§ **DATA FOR THIS EXERCISE**
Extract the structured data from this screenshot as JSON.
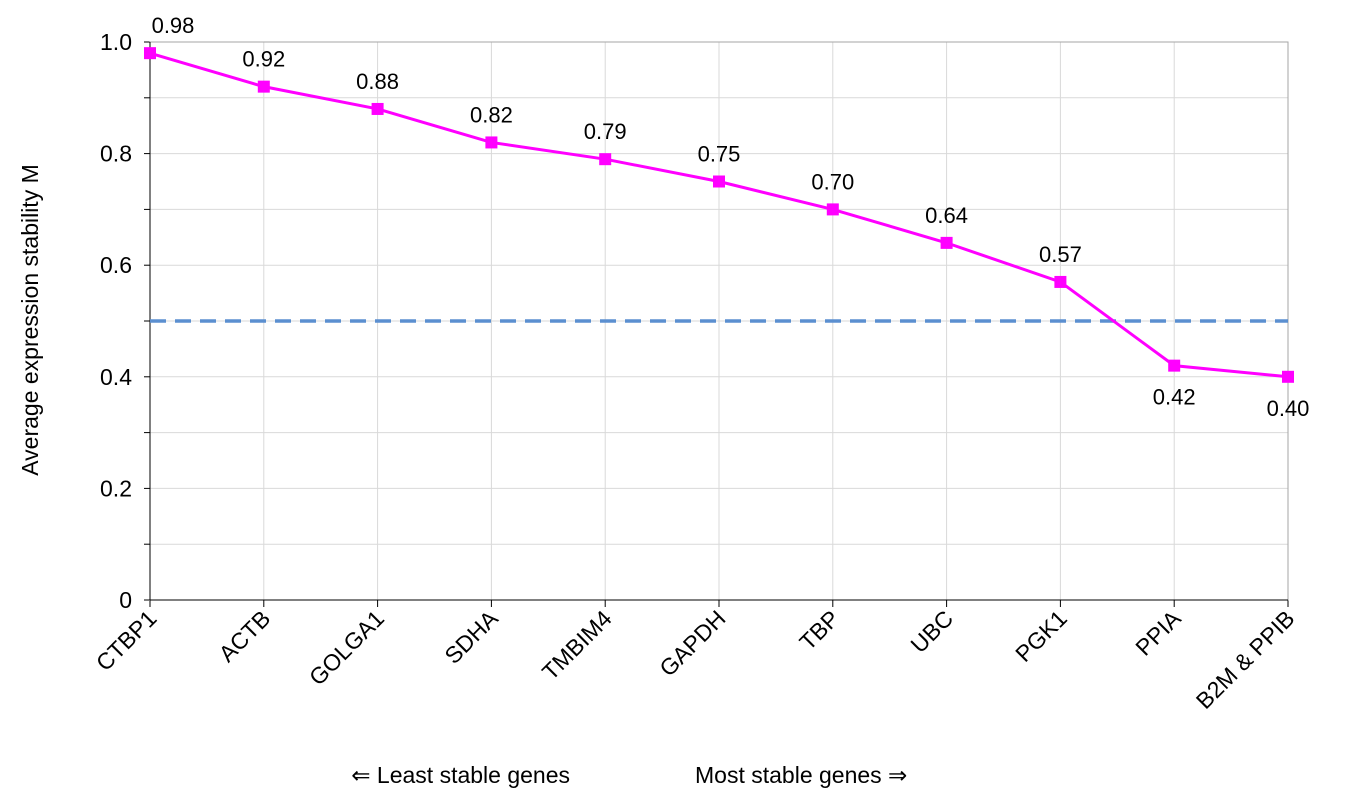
{
  "chart_data": {
    "type": "line",
    "y_axis_label": "Average expression stability M",
    "x_axis_label_left": "⇐ Least stable genes",
    "x_axis_label_right": "Most stable genes ⇒",
    "categories": [
      "CTBP1",
      "ACTB",
      "GOLGA1",
      "SDHA",
      "TMBIM4",
      "GAPDH",
      "TBP",
      "UBC",
      "PGK1",
      "PPIA",
      "B2M & PPIB"
    ],
    "series": [
      {
        "name": "M",
        "color": "#ff00ff",
        "values": [
          0.98,
          0.92,
          0.88,
          0.82,
          0.79,
          0.75,
          0.7,
          0.64,
          0.57,
          0.42,
          0.4
        ],
        "value_labels": [
          "0.98",
          "0.92",
          "0.88",
          "0.82",
          "0.79",
          "0.75",
          "0.70",
          "0.64",
          "0.57",
          "0.42",
          "0.40"
        ]
      }
    ],
    "ylim": [
      0,
      1
    ],
    "yticks": [
      0,
      0.2,
      0.4,
      0.6,
      0.8,
      {
        "value": 1,
        "label": "1.0"
      }
    ],
    "y_minor_ticks": [
      0.1,
      0.3,
      0.5,
      0.7,
      0.9
    ],
    "reference_line": {
      "value": 0.5,
      "color": "#5b8fd0"
    },
    "grid": true
  }
}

§ **INSTRUCTIONS TO FOLLOW**
Search the records for the word "stable", then list every line that has it.

§ **RESPONSE TO THIS EXERCISE**
    "x_axis_label_left": "⇐ Least stable genes",
    "x_axis_label_right": "Most stable genes ⇒",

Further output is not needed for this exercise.